-------- Page text

Rail: And then the amount of time spent afterward in the studio to complete the project would take about how long typically?
Liu: This is very, very hard to say because every project is different. So for the “Shaanbei” project, I spent four years working on it. It can very well be that I spend one, two months in a place and then I go back to my studio in Beijing, and I keep on working for another half year, one year. But in the past, I have also completed the whole project on site. So that happens. That happened in London; it really depends on the condition of the place.
Rail: Speaking of Shaanbei, which is the subject of the upcoming exhibition—I’d just like to hear more about that. I have to admit it’s a place name that hadn’t been familiar to me before. It’s not something I think we’ve heard about much in the United States. So I looked it up. I understand that it’s a kind of quite important place in the history of the Chinese Communist Party and also has a lot of folk art and folk music that’s very particular to it. Tell me more about the origins of this project and your interest in working there.

----------------

■ **Task goal**:
Mark each statement yes or no according to the interview above, quoting the exact words from it that decide each answer.
1. Liu worked on the Shaanbei project for four years.
2. Liu's studio is in London.
3. The interviewer already knew the place name Shaanbei.

-------- Data for review

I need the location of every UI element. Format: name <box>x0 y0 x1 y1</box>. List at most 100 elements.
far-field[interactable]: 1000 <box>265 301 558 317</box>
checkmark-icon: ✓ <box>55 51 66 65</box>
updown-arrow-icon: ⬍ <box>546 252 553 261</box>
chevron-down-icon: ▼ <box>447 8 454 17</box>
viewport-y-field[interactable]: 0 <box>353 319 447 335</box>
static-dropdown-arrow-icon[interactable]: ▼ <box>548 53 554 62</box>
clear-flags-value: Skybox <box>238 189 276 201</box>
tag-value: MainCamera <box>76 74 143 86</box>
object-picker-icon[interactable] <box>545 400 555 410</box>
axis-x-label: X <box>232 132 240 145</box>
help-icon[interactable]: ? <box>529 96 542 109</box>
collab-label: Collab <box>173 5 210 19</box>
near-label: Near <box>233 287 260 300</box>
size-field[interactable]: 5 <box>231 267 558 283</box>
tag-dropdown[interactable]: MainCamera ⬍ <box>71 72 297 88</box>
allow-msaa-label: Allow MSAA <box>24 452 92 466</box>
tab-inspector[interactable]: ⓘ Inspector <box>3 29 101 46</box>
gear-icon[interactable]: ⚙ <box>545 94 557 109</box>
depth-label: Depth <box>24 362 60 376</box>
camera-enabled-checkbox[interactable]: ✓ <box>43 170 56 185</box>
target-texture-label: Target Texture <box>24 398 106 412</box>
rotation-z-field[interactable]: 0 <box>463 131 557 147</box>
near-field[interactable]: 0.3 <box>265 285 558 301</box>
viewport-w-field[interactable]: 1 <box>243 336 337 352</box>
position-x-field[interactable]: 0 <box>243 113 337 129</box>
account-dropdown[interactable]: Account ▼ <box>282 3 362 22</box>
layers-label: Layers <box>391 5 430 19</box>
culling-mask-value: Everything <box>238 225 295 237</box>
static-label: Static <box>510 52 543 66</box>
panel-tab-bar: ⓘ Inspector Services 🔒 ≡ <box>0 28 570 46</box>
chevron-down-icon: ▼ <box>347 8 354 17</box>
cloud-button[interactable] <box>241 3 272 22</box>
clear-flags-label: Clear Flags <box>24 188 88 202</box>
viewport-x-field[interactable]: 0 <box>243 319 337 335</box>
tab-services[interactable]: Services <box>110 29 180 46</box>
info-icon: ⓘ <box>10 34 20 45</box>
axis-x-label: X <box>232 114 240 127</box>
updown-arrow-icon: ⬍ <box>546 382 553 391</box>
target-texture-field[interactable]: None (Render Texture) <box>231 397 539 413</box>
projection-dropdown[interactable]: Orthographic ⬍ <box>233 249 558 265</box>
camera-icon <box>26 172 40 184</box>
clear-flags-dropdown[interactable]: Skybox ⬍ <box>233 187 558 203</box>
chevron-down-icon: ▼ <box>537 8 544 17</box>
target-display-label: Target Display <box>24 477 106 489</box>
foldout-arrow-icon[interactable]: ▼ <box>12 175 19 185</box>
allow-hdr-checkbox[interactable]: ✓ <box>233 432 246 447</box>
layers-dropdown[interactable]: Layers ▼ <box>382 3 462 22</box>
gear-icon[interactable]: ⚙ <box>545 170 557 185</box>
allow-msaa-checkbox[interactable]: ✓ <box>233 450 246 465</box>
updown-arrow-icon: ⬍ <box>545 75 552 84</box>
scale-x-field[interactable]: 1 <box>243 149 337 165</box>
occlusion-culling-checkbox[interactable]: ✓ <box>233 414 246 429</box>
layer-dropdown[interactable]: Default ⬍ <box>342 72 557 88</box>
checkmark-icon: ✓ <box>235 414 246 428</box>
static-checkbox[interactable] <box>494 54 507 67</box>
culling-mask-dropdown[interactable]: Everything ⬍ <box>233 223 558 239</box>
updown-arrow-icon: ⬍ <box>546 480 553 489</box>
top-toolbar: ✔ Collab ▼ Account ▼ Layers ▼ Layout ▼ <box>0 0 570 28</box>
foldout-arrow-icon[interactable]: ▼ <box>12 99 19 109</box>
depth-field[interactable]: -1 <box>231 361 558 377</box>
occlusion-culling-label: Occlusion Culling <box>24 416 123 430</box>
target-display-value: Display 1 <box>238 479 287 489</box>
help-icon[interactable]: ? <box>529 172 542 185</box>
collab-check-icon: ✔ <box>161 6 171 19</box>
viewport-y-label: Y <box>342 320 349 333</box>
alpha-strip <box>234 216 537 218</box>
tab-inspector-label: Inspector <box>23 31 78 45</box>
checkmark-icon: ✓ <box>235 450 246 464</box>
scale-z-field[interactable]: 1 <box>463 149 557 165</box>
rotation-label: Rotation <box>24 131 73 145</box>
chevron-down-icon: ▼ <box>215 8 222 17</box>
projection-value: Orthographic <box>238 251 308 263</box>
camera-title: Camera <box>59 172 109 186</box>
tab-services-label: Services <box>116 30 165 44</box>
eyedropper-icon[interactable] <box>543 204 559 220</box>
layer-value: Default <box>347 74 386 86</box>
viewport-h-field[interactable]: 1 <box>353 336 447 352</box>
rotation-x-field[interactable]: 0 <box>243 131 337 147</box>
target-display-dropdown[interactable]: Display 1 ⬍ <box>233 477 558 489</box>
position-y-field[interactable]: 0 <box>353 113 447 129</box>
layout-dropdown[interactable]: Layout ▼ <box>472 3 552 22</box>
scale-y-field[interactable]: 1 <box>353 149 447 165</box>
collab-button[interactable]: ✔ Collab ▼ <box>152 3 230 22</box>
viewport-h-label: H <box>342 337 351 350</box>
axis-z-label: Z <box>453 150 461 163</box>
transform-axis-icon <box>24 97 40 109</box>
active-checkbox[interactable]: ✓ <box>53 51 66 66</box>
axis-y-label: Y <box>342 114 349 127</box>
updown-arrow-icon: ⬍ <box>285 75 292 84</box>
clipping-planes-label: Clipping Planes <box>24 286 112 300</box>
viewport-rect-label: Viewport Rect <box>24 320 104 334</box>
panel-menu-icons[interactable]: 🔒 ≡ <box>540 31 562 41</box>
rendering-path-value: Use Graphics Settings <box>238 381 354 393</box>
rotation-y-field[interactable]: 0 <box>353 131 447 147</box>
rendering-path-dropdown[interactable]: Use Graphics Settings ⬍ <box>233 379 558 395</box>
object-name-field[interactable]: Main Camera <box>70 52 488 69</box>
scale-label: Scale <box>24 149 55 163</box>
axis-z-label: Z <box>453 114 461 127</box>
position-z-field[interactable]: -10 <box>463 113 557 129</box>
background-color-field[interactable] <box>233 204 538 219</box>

----------------

■ **The completed task**:
1. Yes: "So for the “Shaanbei” project, I spent four years working on it."
2. No: "I go back to my studio in Beijing"
3. No: "it’s a place name that hadn’t been familiar to me before"